## DATASET EXTRACT
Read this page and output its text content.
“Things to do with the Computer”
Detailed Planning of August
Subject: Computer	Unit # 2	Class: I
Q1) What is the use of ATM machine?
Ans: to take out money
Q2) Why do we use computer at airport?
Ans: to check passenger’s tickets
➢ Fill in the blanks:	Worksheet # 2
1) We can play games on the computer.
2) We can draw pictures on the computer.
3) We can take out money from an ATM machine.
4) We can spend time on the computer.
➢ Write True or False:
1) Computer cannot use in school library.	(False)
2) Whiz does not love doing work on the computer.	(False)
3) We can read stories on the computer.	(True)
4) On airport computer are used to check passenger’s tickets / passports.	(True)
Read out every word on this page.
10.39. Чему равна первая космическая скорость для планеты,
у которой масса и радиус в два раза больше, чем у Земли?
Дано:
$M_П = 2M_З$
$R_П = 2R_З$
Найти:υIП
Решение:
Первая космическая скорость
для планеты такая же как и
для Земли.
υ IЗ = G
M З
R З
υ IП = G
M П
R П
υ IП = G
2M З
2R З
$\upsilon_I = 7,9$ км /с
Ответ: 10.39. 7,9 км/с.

## REQUIRED WORK
Above are the records; retype them all without a single difference.

## OUTPUT OF THE TASK
Read this page and output its text content.
“Things to do with the Computer”
Detailed Planning of August
Subject: Computer	Unit # 2	Class: I
Q1) What is the use of ATM machine?
Ans: to take out money
Q2) Why do we use computer at airport?
Ans: to check passenger’s tickets
➢ Fill in the blanks:	Worksheet # 2
1) We can play games on the computer.
2) We can draw pictures on the computer.
3) We can take out money from an ATM machine.
4) We can spend time on the computer.
➢ Write True or False:
1) Computer cannot use in school library.	(False)
2) Whiz does not love doing work on the computer.	(False)
3) We can read stories on the computer.	(True)
4) On airport computer are used to check passenger’s tickets / passports.	(True)
Read out every word on this page.
10.39. Чему равна первая космическая скорость для планеты,
у которой масса и радиус в два раза больше, чем у Земли?
Дано:
$M_П = 2M_З$
$R_П = 2R_З$
Найти:υIП
Решение:
Первая космическая скорость
для планеты такая же как и
для Земли.
υ IЗ = G
M З
R З
υ IП = G
M П
R П
υ IП = G
2M З
2R З
$\upsilon_I = 7,9$ км /с
Ответ: 10.39. 7,9 км/с.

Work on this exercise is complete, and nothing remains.